THE REQUEST: Copy each line in which the string "that" occurs.

SUPPLIED DATA:
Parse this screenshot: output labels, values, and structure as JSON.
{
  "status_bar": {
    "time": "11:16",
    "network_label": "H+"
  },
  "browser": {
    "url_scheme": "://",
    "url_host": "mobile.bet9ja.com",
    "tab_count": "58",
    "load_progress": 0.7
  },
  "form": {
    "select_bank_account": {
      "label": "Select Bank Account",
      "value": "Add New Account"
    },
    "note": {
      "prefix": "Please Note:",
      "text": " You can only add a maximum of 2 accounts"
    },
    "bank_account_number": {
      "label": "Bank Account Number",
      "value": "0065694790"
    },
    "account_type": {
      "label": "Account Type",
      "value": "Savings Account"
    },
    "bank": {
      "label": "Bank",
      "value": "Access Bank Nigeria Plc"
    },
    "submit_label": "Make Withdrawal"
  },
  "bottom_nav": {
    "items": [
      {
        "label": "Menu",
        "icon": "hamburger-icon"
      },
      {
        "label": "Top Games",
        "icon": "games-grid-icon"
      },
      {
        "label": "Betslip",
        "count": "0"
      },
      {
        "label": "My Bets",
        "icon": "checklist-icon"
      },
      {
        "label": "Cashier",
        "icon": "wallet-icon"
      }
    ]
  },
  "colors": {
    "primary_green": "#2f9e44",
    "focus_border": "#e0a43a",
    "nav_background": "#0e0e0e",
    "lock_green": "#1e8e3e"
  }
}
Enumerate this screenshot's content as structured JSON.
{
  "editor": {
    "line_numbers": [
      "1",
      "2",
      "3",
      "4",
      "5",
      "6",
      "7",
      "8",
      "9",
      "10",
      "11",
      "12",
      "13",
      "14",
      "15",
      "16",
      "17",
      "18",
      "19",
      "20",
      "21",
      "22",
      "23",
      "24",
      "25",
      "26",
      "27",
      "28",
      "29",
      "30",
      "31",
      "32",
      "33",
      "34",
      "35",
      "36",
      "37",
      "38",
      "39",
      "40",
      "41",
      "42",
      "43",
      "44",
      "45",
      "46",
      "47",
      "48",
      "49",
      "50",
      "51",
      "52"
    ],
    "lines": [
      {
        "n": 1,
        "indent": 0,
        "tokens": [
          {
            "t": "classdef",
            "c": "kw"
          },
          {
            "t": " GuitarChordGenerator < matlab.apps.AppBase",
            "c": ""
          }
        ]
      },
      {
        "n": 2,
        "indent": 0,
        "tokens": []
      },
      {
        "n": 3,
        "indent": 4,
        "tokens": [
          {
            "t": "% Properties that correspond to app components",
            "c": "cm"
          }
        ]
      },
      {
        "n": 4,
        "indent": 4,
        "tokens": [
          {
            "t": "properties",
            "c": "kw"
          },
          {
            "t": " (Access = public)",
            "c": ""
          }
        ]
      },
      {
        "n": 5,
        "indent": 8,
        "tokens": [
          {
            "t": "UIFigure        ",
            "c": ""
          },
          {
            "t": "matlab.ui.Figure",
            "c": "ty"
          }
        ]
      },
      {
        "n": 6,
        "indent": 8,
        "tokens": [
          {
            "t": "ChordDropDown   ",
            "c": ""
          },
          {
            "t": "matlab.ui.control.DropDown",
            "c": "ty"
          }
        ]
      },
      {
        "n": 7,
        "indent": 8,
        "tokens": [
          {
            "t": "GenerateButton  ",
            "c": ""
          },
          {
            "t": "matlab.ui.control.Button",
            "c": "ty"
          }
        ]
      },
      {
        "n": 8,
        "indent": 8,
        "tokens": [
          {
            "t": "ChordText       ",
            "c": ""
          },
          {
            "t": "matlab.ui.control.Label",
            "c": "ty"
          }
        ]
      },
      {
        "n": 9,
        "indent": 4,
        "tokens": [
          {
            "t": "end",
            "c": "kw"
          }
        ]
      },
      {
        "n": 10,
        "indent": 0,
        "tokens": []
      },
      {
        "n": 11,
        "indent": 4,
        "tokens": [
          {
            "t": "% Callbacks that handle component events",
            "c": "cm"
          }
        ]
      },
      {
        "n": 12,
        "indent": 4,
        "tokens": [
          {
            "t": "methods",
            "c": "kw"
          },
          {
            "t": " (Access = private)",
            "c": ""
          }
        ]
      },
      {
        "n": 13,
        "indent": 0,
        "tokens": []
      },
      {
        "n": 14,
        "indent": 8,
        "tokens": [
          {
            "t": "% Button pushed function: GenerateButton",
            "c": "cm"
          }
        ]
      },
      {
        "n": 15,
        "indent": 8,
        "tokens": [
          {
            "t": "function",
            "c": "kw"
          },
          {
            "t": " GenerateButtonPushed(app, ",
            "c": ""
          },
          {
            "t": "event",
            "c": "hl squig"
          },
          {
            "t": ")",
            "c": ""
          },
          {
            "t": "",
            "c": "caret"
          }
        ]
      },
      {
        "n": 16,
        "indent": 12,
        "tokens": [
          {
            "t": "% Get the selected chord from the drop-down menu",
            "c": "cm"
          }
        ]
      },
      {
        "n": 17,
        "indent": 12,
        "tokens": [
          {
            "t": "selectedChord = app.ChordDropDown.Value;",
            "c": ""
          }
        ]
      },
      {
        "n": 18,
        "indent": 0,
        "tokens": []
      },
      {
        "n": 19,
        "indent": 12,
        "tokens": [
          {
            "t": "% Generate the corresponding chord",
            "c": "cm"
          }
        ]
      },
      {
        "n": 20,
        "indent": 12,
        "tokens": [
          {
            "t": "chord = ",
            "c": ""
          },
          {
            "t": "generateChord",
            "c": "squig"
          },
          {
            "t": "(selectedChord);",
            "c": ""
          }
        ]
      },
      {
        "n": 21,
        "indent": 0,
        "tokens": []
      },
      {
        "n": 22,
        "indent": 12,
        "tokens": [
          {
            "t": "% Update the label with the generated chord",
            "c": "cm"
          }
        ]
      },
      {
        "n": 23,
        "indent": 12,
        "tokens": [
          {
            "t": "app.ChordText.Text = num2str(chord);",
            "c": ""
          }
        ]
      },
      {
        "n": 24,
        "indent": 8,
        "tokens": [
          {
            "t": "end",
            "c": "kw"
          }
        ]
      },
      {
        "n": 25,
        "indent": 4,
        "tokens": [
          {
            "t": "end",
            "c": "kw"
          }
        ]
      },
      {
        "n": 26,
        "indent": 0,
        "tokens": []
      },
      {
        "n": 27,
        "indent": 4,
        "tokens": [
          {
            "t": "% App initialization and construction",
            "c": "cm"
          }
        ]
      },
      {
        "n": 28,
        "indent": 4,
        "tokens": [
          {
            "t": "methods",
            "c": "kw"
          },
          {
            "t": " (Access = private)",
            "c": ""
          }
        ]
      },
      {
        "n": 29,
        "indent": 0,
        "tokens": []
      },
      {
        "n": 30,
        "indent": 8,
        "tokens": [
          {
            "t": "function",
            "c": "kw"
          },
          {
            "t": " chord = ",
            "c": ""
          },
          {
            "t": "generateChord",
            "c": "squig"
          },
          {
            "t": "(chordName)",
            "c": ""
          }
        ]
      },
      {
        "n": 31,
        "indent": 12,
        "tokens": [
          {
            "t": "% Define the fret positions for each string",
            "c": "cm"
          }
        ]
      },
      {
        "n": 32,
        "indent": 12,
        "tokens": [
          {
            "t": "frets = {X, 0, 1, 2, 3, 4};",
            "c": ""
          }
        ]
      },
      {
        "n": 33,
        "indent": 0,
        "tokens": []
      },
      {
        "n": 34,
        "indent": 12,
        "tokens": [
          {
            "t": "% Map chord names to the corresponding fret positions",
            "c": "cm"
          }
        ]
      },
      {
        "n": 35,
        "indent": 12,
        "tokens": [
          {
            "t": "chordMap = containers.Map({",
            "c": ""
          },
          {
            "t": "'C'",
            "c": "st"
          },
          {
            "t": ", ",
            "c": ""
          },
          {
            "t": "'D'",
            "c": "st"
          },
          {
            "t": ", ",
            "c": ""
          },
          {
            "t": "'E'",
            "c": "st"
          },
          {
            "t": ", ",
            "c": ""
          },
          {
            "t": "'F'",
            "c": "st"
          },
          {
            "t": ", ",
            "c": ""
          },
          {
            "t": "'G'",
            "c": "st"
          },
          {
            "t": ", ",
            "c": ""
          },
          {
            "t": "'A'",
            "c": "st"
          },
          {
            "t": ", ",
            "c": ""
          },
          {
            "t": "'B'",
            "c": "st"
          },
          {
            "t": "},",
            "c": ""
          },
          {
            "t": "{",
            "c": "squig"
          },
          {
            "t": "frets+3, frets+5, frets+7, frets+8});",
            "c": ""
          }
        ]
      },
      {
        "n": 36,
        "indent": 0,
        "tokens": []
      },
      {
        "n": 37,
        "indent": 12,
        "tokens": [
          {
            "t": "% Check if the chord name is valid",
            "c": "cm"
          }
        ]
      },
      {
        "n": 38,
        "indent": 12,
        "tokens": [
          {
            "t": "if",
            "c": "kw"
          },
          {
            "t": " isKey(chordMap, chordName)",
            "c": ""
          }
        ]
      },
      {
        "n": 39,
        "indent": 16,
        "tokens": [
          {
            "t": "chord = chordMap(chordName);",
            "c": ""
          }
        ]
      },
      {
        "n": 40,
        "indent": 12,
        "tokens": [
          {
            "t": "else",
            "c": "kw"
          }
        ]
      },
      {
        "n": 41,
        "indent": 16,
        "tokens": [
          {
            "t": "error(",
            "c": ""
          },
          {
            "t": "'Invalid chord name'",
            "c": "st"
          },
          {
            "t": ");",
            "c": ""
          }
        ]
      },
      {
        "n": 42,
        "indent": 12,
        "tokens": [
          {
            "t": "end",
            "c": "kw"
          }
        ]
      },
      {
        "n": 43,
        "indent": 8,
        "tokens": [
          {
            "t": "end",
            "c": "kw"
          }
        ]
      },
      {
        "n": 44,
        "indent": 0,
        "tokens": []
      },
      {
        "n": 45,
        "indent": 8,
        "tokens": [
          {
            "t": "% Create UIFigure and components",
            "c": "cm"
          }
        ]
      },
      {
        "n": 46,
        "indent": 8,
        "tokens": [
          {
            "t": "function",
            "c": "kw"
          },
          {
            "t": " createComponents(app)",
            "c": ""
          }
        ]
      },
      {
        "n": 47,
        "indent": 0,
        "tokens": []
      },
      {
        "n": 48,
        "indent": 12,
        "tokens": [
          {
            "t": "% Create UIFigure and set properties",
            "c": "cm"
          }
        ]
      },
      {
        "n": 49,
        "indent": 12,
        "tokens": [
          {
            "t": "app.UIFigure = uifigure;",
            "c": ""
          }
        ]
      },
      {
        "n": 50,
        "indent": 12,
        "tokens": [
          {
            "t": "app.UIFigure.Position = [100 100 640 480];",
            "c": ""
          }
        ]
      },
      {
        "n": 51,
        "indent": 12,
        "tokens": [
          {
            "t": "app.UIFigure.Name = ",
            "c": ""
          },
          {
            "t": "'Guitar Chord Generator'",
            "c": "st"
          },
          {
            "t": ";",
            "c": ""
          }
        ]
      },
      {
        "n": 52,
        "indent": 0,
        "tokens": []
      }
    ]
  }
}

TASK RESPONSE:
            "t": "% Properties that correspond to app components",
            "t": "% Callbacks that handle component events",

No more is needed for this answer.